=== Instructions for the task ===
Extract and list every line that contains the word "name".

begin Dataset records

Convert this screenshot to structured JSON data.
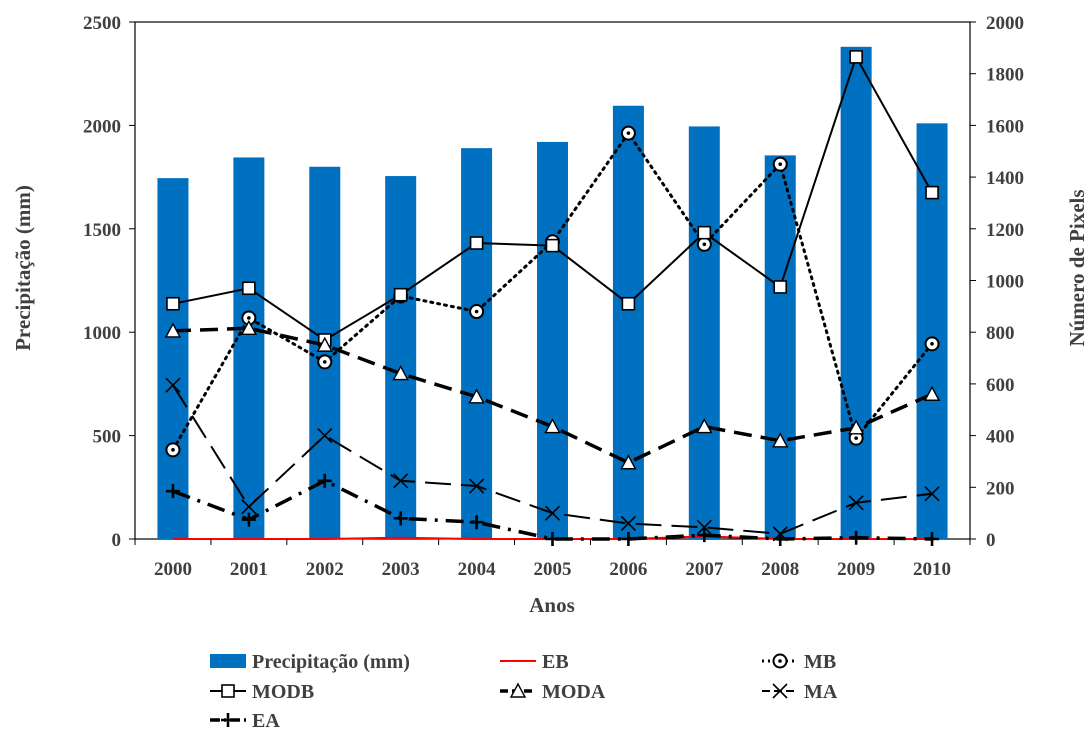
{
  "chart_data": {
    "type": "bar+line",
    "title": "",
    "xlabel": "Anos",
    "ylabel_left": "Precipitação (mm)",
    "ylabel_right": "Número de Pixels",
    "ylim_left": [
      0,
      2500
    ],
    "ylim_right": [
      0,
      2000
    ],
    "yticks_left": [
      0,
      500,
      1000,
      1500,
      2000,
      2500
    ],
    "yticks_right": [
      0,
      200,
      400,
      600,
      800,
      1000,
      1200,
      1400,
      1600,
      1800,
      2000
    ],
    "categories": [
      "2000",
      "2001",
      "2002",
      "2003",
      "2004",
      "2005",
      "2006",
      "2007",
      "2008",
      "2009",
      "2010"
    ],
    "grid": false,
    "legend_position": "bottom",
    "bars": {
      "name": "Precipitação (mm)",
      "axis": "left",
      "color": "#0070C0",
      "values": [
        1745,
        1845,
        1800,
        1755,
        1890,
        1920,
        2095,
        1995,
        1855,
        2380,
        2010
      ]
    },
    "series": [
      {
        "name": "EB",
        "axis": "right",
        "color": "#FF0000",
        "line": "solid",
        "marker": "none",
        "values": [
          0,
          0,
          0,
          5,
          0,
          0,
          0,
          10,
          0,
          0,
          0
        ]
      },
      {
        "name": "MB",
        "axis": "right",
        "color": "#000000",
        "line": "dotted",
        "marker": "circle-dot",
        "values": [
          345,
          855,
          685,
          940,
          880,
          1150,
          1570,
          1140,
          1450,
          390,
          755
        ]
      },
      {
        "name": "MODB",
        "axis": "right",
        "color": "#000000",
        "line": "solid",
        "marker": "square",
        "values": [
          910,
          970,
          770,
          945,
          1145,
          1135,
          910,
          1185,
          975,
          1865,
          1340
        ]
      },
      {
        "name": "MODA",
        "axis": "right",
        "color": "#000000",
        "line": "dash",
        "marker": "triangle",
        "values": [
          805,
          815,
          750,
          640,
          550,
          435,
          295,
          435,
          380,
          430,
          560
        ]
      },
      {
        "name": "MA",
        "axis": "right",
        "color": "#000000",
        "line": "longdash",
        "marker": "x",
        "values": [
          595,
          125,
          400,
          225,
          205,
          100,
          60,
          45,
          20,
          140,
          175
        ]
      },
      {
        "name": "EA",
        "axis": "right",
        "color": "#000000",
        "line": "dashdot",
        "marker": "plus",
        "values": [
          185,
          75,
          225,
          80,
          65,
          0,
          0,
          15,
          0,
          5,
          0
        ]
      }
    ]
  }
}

end Dataset records

=== Result of this task ===
      "name": "Precipitação (mm)",
        "name": "EB",
        "name": "MB",
        "name": "MODB",
        "name": "MODA",
        "name": "MA",
        "name": "EA",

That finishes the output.